**Direction:** Copy the records verbatim from their first line through the line containing "- legend-entry-label: [WCL]", including both of those lines.
>> START Data listing
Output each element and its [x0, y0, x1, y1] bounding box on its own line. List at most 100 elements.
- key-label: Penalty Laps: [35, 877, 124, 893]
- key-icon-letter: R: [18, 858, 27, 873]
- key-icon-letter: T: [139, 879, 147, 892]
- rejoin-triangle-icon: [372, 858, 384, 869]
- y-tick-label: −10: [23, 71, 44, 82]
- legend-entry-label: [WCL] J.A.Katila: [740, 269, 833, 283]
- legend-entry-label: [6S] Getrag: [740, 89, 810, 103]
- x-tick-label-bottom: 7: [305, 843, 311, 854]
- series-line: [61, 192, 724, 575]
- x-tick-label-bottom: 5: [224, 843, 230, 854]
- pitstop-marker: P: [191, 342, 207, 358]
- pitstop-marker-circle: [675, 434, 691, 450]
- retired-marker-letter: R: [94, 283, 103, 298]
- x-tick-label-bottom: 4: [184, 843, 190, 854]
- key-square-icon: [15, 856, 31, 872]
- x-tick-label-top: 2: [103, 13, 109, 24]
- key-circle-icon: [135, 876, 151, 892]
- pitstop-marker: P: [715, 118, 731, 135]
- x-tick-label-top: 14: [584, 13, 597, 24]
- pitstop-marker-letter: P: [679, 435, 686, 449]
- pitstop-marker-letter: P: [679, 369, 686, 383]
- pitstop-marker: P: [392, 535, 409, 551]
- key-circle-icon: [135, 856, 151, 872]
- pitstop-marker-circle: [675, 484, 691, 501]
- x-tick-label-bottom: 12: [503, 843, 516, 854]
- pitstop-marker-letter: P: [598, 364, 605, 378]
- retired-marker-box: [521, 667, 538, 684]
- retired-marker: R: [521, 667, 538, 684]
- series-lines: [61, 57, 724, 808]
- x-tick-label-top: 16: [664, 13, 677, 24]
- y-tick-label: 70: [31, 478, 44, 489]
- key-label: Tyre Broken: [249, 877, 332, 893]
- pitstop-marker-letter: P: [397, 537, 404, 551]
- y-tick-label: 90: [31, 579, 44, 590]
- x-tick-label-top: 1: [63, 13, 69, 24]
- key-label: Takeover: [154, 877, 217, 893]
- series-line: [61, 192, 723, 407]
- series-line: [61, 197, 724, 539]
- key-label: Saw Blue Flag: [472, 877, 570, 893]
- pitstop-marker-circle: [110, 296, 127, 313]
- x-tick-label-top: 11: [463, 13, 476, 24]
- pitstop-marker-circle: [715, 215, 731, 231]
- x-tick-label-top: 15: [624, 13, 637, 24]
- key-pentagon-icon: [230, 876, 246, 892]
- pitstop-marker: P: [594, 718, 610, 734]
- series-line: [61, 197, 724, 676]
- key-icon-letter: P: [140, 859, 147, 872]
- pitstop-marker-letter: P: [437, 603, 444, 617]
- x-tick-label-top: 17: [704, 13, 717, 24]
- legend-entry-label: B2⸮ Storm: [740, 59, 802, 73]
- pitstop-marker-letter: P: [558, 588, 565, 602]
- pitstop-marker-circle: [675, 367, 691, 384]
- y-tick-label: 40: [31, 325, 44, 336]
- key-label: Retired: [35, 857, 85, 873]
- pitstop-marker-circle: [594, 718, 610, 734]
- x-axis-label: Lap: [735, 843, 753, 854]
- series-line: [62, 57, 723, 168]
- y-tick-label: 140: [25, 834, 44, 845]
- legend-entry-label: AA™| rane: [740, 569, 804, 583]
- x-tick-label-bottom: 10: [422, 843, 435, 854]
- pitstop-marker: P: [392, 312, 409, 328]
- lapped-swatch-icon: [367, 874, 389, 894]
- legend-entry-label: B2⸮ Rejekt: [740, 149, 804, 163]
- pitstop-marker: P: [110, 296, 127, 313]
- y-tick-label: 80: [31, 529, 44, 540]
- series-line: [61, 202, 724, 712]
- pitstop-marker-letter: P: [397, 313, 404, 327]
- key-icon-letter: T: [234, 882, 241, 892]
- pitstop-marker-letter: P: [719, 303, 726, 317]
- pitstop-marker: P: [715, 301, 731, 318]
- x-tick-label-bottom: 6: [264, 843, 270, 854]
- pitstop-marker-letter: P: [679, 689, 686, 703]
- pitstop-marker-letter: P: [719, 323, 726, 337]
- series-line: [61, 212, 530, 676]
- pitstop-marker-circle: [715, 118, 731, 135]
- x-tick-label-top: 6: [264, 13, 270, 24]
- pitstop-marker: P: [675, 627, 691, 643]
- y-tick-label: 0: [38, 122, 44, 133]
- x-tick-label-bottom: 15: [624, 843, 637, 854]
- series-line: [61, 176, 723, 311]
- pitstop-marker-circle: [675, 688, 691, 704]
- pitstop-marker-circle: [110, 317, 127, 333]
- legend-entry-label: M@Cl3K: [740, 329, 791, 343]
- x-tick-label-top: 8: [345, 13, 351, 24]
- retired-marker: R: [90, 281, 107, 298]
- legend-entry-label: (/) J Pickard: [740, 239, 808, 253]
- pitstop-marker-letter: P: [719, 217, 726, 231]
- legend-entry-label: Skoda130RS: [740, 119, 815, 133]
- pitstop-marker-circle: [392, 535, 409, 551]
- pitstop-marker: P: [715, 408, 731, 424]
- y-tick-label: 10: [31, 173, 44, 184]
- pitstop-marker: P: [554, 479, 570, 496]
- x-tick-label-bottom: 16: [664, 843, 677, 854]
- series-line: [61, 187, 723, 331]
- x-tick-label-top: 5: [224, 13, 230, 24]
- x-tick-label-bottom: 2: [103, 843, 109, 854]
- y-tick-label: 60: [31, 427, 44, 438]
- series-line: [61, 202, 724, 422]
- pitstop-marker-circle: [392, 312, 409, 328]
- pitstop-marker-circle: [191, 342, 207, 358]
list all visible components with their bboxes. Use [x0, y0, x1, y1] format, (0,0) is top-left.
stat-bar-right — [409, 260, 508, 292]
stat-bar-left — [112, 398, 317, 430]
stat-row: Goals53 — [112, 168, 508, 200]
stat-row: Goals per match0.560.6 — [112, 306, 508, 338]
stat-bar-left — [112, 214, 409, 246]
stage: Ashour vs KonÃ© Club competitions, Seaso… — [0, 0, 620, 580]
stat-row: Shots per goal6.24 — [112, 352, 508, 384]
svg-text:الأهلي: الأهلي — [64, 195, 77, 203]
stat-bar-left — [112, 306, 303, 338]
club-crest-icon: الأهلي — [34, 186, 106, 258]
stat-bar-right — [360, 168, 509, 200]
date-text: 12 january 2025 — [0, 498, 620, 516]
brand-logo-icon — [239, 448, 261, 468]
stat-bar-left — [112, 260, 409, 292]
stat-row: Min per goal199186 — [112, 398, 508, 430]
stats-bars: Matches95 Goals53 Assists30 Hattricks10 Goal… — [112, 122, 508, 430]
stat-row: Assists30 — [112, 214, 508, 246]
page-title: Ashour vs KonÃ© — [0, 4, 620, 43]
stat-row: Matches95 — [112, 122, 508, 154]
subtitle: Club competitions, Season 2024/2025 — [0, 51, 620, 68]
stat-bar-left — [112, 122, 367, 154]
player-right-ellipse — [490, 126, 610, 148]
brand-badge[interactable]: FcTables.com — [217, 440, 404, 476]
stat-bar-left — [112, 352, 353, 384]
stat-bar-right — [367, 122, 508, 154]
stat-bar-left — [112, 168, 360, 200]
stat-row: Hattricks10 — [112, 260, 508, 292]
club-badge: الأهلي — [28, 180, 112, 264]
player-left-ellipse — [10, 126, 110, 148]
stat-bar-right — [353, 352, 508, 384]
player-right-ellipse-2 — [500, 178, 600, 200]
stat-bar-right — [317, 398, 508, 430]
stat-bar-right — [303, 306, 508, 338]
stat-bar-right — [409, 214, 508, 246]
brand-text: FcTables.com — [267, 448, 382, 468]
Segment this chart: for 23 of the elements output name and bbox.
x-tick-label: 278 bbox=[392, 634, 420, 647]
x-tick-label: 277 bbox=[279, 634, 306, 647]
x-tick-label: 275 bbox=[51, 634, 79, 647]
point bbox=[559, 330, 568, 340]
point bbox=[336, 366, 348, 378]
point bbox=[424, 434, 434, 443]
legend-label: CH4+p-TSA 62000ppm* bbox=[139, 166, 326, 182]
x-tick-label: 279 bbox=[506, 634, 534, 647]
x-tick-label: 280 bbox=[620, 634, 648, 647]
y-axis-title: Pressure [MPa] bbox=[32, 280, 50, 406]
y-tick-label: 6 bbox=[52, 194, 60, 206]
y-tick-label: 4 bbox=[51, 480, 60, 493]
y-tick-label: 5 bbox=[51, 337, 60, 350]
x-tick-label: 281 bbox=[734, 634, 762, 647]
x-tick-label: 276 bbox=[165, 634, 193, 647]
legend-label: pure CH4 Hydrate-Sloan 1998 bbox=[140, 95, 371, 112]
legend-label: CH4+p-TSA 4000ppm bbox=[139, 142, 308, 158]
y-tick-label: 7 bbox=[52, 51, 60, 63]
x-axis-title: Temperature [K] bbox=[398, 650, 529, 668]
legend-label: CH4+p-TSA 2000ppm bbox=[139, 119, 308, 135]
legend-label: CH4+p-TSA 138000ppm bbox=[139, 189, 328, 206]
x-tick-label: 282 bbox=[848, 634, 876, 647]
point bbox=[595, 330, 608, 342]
>> END Data listing
**Solution for this problem:**
Output each element and its [x0, y0, x1, y1] bounding box on its own line. List at most 100 elements.
- key-label: Penalty Laps: [35, 877, 124, 893]
- key-icon-letter: R: [18, 858, 27, 873]
- key-icon-letter: T: [139, 879, 147, 892]
- rejoin-triangle-icon: [372, 858, 384, 869]
- y-tick-label: −10: [23, 71, 44, 82]
- legend-entry-label: [WCL] J.A.Katila: [740, 269, 833, 283]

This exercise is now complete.